Items listed in a dataset
--- begin ---

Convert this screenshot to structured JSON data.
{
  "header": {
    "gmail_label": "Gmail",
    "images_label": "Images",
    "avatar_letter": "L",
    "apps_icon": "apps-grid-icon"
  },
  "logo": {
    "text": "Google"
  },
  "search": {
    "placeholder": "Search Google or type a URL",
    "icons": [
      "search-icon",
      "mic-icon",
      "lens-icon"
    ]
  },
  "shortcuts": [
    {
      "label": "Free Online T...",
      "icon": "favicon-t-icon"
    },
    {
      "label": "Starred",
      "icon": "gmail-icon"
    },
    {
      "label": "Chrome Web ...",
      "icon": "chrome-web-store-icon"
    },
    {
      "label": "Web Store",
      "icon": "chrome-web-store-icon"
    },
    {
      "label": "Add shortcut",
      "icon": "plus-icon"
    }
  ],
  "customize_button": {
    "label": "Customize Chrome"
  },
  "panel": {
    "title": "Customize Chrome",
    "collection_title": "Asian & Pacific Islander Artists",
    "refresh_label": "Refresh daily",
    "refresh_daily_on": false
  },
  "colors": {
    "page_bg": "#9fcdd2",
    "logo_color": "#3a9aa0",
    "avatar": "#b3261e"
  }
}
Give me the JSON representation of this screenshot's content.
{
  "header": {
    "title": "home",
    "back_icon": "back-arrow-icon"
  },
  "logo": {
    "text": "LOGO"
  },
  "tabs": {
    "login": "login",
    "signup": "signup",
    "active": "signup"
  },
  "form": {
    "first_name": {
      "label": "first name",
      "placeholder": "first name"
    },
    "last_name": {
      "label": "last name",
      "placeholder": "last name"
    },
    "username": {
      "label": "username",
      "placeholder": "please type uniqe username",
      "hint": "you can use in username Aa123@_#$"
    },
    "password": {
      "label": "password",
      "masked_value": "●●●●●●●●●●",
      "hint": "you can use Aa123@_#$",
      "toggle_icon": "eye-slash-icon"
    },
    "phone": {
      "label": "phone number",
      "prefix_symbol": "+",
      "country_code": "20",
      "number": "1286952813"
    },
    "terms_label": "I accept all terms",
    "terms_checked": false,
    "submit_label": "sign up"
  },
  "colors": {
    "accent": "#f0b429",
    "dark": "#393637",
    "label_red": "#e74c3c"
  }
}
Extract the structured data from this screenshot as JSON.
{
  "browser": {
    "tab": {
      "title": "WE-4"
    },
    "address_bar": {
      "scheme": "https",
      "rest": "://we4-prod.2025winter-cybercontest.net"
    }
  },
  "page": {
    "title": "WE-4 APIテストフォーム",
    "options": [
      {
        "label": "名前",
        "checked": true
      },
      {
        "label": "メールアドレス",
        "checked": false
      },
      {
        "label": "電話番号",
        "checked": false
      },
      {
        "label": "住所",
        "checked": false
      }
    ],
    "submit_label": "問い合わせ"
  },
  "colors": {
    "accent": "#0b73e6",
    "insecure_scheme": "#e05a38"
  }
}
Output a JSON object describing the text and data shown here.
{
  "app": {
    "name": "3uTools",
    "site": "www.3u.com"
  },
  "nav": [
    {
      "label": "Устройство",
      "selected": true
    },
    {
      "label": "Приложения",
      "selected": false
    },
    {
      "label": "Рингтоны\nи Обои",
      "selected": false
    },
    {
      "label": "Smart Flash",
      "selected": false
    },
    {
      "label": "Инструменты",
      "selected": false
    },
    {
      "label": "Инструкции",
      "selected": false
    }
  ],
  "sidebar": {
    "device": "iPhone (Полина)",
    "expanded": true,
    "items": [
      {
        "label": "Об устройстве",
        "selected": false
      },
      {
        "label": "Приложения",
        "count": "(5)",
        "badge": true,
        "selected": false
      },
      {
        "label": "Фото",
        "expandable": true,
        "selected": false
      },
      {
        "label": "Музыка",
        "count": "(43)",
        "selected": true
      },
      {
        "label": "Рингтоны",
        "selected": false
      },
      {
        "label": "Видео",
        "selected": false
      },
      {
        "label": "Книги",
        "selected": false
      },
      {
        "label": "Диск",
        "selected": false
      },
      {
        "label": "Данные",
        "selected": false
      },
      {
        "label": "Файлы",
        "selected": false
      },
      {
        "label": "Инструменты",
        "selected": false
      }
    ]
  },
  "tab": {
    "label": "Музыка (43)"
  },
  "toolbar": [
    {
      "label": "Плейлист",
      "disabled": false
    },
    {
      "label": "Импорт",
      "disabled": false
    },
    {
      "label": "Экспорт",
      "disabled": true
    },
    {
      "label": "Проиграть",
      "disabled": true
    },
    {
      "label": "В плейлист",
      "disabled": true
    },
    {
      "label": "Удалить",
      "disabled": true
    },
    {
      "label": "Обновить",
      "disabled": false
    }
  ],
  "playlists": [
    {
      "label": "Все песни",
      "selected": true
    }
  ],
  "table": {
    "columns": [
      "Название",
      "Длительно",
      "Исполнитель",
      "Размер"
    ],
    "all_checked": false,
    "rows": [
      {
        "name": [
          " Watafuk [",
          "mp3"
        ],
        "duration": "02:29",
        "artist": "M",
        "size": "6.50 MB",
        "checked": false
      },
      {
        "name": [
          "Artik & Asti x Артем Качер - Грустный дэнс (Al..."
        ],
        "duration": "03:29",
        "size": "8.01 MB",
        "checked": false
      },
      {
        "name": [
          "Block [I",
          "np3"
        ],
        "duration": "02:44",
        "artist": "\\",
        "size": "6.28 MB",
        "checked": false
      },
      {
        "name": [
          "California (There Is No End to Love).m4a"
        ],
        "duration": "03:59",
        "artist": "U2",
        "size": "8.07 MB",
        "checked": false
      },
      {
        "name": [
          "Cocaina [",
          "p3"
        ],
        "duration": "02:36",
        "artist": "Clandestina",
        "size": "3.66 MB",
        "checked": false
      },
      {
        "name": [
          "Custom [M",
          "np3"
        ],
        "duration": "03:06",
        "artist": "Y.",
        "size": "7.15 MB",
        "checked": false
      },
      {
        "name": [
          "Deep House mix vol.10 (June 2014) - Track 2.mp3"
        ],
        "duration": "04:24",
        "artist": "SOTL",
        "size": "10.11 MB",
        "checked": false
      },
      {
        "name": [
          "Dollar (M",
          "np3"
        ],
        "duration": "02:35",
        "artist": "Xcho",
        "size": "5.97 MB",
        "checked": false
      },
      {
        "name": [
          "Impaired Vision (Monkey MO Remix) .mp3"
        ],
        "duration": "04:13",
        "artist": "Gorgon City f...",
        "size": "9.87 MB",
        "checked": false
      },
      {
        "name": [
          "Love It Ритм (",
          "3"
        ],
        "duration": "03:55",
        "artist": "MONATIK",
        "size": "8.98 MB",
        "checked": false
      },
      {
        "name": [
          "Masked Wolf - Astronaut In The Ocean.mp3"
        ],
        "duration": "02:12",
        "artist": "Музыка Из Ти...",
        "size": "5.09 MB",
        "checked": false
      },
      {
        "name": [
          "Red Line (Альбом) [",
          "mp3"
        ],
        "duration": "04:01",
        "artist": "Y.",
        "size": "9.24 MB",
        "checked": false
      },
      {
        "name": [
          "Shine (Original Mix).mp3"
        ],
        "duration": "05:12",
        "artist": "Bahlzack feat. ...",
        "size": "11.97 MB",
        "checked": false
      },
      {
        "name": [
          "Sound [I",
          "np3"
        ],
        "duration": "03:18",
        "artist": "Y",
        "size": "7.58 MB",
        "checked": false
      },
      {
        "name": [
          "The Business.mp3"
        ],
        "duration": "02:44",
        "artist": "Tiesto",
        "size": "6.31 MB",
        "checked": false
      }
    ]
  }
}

--- end ---

Requirements
All of the entries above need to be reproduced exactly.

Exercise solution
Convert this screenshot to structured JSON data.
{
  "header": {
    "gmail_label": "Gmail",
    "images_label": "Images",
    "avatar_letter": "L",
    "apps_icon": "apps-grid-icon"
  },
  "logo": {
    "text": "Google"
  },
  "search": {
    "placeholder": "Search Google or type a URL",
    "icons": [
      "search-icon",
      "mic-icon",
      "lens-icon"
    ]
  },
  "shortcuts": [
    {
      "label": "Free Online T...",
      "icon": "favicon-t-icon"
    },
    {
      "label": "Starred",
      "icon": "gmail-icon"
    },
    {
      "label": "Chrome Web ...",
      "icon": "chrome-web-store-icon"
    },
    {
      "label": "Web Store",
      "icon": "chrome-web-store-icon"
    },
    {
      "label": "Add shortcut",
      "icon": "plus-icon"
    }
  ],
  "customize_button": {
    "label": "Customize Chrome"
  },
  "panel": {
    "title": "Customize Chrome",
    "collection_title": "Asian & Pacific Islander Artists",
    "refresh_label": "Refresh daily",
    "refresh_daily_on": false
  },
  "colors": {
    "page_bg": "#9fcdd2",
    "logo_color": "#3a9aa0",
    "avatar": "#b3261e"
  }
}
Give me the JSON representation of this screenshot's content.
{
  "header": {
    "title": "home",
    "back_icon": "back-arrow-icon"
  },
  "logo": {
    "text": "LOGO"
  },
  "tabs": {
    "login": "login",
    "signup": "signup",
    "active": "signup"
  },
  "form": {
    "first_name": {
      "label": "first name",
      "placeholder": "first name"
    },
    "last_name": {
      "label": "last name",
      "placeholder": "last name"
    },
    "username": {
      "label": "username",
      "placeholder": "please type uniqe username",
      "hint": "you can use in username Aa123@_#$"
    },
    "password": {
      "label": "password",
      "masked_value": "●●●●●●●●●●",
      "hint": "you can use Aa123@_#$",
      "toggle_icon": "eye-slash-icon"
    },
    "phone": {
      "label": "phone number",
      "prefix_symbol": "+",
      "country_code": "20",
      "number": "1286952813"
    },
    "terms_label": "I accept all terms",
    "terms_checked": false,
    "submit_label": "sign up"
  },
  "colors": {
    "accent": "#f0b429",
    "dark": "#393637",
    "label_red": "#e74c3c"
  }
}
Extract the structured data from this screenshot as JSON.
{
  "browser": {
    "tab": {
      "title": "WE-4"
    },
    "address_bar": {
      "scheme": "https",
      "rest": "://we4-prod.2025winter-cybercontest.net"
    }
  },
  "page": {
    "title": "WE-4 APIテストフォーム",
    "options": [
      {
        "label": "名前",
        "checked": true
      },
      {
        "label": "メールアドレス",
        "checked": false
      },
      {
        "label": "電話番号",
        "checked": false
      },
      {
        "label": "住所",
        "checked": false
      }
    ],
    "submit_label": "問い合わせ"
  },
  "colors": {
    "accent": "#0b73e6",
    "insecure_scheme": "#e05a38"
  }
}
Output a JSON object describing the text and data shown here.
{
  "app": {
    "name": "3uTools",
    "site": "www.3u.com"
  },
  "nav": [
    {
      "label": "Устройство",
      "selected": true
    },
    {
      "label": "Приложения",
      "selected": false
    },
    {
      "label": "Рингтоны\nи Обои",
      "selected": false
    },
    {
      "label": "Smart Flash",
      "selected": false
    },
    {
      "label": "Инструменты",
      "selected": false
    },
    {
      "label": "Инструкции",
      "selected": false
    }
  ],
  "sidebar": {
    "device": "iPhone (Полина)",
    "expanded": true,
    "items": [
      {
        "label": "Об устройстве",
        "selected": false
      },
      {
        "label": "Приложения",
        "count": "(5)",
        "badge": true,
        "selected": false
      },
      {
        "label": "Фото",
        "expandable": true,
        "selected": false
      },
      {
        "label": "Музыка",
        "count": "(43)",
        "selected": true
      },
      {
        "label": "Рингтоны",
        "selected": false
      },
      {
        "label": "Видео",
        "selected": false
      },
      {
        "label": "Книги",
        "selected": false
      },
      {
        "label": "Диск",
        "selected": false
      },
      {
        "label": "Данные",
        "selected": false
      },
      {
        "label": "Файлы",
        "selected": false
      },
      {
        "label": "Инструменты",
        "selected": false
      }
    ]
  },
  "tab": {
    "label": "Музыка (43)"
  },
  "toolbar": [
    {
      "label": "Плейлист",
      "disabled": false
    },
    {
      "label": "Импорт",
      "disabled": false
    },
    {
      "label": "Экспорт",
      "disabled": true
    },
    {
      "label": "Проиграть",
      "disabled": true
    },
    {
      "label": "В плейлист",
      "disabled": true
    },
    {
      "label": "Удалить",
      "disabled": true
    },
    {
      "label": "Обновить",
      "disabled": false
    }
  ],
  "playlists": [
    {
      "label": "Все песни",
      "selected": true
    }
  ],
  "table": {
    "columns": [
      "Название",
      "Длительно",
      "Исполнитель",
      "Размер"
    ],
    "all_checked": false,
    "rows": [
      {
        "name": [
          " Watafuk [",
          "mp3"
        ],
        "duration": "02:29",
        "artist": "M",
        "size": "6.50 MB",
        "checked": false
      },
      {
        "name": [
          "Artik & Asti x Артем Качер - Грустный дэнс (Al..."
        ],
        "duration": "03:29",
        "size": "8.01 MB",
        "checked": false
      },
      {
        "name": [
          "Block [I",
          "np3"
        ],
        "duration": "02:44",
        "artist": "\\",
        "size": "6.28 MB",
        "checked": false
      },
      {
        "name": [
          "California (There Is No End to Love).m4a"
        ],
        "duration": "03:59",
        "artist": "U2",
        "size": "8.07 MB",
        "checked": false
      },
      {
        "name": [
          "Cocaina [",
          "p3"
        ],
        "duration": "02:36",
        "artist": "Clandestina",
        "size": "3.66 MB",
        "checked": false
      },
      {
        "name": [
          "Custom [M",
          "np3"
        ],
        "duration": "03:06",
        "artist": "Y.",
        "size": "7.15 MB",
        "checked": false
      },
      {
        "name": [
          "Deep House mix vol.10 (June 2014) - Track 2.mp3"
        ],
        "duration": "04:24",
        "artist": "SOTL",
        "size": "10.11 MB",
        "checked": false
      },
      {
        "name": [
          "Dollar (M",
          "np3"
        ],
        "duration": "02:35",
        "artist": "Xcho",
        "size": "5.97 MB",
        "checked": false
      },
      {
        "name": [
          "Impaired Vision (Monkey MO Remix) .mp3"
        ],
        "duration": "04:13",
        "artist": "Gorgon City f...",
        "size": "9.87 MB",
        "checked": false
      },
      {
        "name": [
          "Love It Ритм (",
          "3"
        ],
        "duration": "03:55",
        "artist": "MONATIK",
        "size": "8.98 MB",
        "checked": false
      },
      {
        "name": [
          "Masked Wolf - Astronaut In The Ocean.mp3"
        ],
        "duration": "02:12",
        "artist": "Музыка Из Ти...",
        "size": "5.09 MB",
        "checked": false
      },
      {
        "name": [
          "Red Line (Альбом) [",
          "mp3"
        ],
        "duration": "04:01",
        "artist": "Y.",
        "size": "9.24 MB",
        "checked": false
      },
      {
        "name": [
          "Shine (Original Mix).mp3"
        ],
        "duration": "05:12",
        "artist": "Bahlzack feat. ...",
        "size": "11.97 MB",
        "checked": false
      },
      {
        "name": [
          "Sound [I",
          "np3"
        ],
        "duration": "03:18",
        "artist": "Y",
        "size": "7.58 MB",
        "checked": false
      },
      {
        "name": [
          "The Business.mp3"
        ],
        "duration": "02:44",
        "artist": "Tiesto",
        "size": "6.31 MB",
        "checked": false
      }
    ]
  }
}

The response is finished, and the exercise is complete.